読む文章 ->
########
ロンドンの廚(くりや)

ロンドンに住むフードライター Yasukoの「廚(くりや=台所)事情」ブログです。

パンケーキ・デー Pancake Day

2011-03-08 | 廚ばなし(たべもの&のみもの)
今日は、Shrove Tuesday シュローブ・チューズデーです。

欧州では、キリスト教の復活祭(イースター)の前の40日間、肉や乳製品、脂と言ったこってりした食べ物を控え、粛々とした日々をすごす習慣がありました。

その始まりの前日に、台所にある卵やミルクを使い切ってしまおうという「謝肉祭」、これがシュローブ・チューズデーで「パンケーキ・デー」とも呼ばれています。

昔この日は、半日で仕事を切り上げて良く、村々ではパンケーキを小さなフライパンの上で落とさずにひっくり返しながらゴールまで走る、「パンケーキ競争」が行われました。

国によってこのパンケーキの作り方や食べ方は違いますが、イギリスでは、クレープをちょっと厚めにしたような素朴なパンケーキを何枚も焼き、レモンとお砂糖をふりかけて食べます。




ーーー イギリスのパンケーキ・デーを楽しもう ーーー

<基本のパンケーキ生地 イギリス編>
ふるった薄力粉 110グラム
牛乳 200ml
水 75ml
卵(Mサイズ)2個
溶かしバター 25g 

<作り方>
牛乳と卵は冷蔵庫から出して室温に戻し、水と混ぜます。
ボウルに入れたふるった粉に、上の液体ミックスを少しずつ混ぜ、1時間寝かせておきます。

混ぜる時は、フォークか箸でさっくりと、泡立てないように。
だまが少々あっても大丈夫です、フォークの背で荒く潰しておけば、1時間後にはスムーズなクリーム状になっています。
########
データ抜粋 ->
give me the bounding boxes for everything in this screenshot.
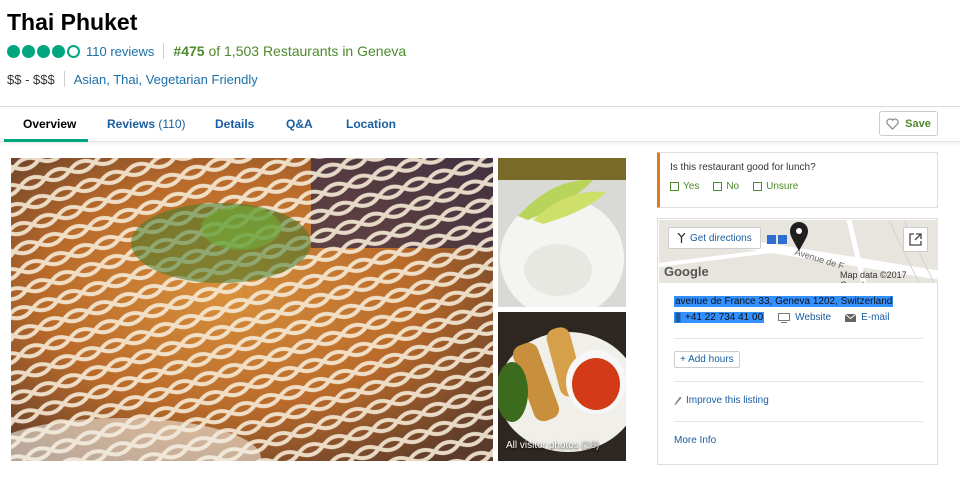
########
課題の設定 A ->
パンケーキ・デーの文章のうち、「ロンドンの廚(くりや)」を含む言葉で始まり「々をすごす習慣がありました。」で終わる部分を、一字も変えずに書き写してください。
課題の設定 B ->
パンケーキ・デーの文章によると、イギリスではパンケーキに何をふりかけて食べますか。
課題の設定 C ->
パンケーキ・デーの文章の最後の文のあとから、その続きを書き上げてください。
ここでは、データは使いません。

課題の答え A ->
ロンドンの廚(くりや)

ロンドンに住むフードライター Yasukoの「廚(くりや=台所)事情」ブログです。

パンケーキ・デー Pancake Day

2011-03-08 | 廚ばなし(たべもの&のみもの)
今日は、Shrove Tuesday シュローブ・チューズデーです。

欧州では、キリスト教の復活祭(イースター)の前の40日間、肉や乳製品、脂と言ったこってりした食べ物を控え、粛々とした日々をすごす習慣がありました。

課題の答え B ->
レモンとお砂糖です。

課題の答え C ->
スポンジ状のアメリカンパンケーキとちがい、しっとりぺったりした焼き上がりが理想なので、泡はいらないのです。

さて、パンケーキ用のフライパンがあれば(直径16-18センチ、深さ2センチ)、最高です。


煙が薄く立ち上るまで一度熱してから、火から離してさまし、バター10グラムとサラダオイル10グラム(分量外)を入れます。
ぶつぶつしてきたらキッチンペーパーで余分な油を拭き取ります。
拭き取ったペーパーは、キープしましょう。

いったん火から下ろして3呼吸くらい待ち、生地をお玉にすくい、傾けたフライパンの中心から渦を巻くように流します。フライパン自体も手首を軸にして回転させるような感じで動かします。

要するに、適した温度で生地を流し、なるべく早く薄く円形に広げる、のがコツです。



このサイズのフライパンなら、生地50mlがちょうどいい量ですが、フライパンの温度が高すぎると、生地を流した途端に固まって倍ぐらいの量が必要になります。
温度が低すぎると、なかなか焼けず、こなこなしたパンケーキができてしまいます。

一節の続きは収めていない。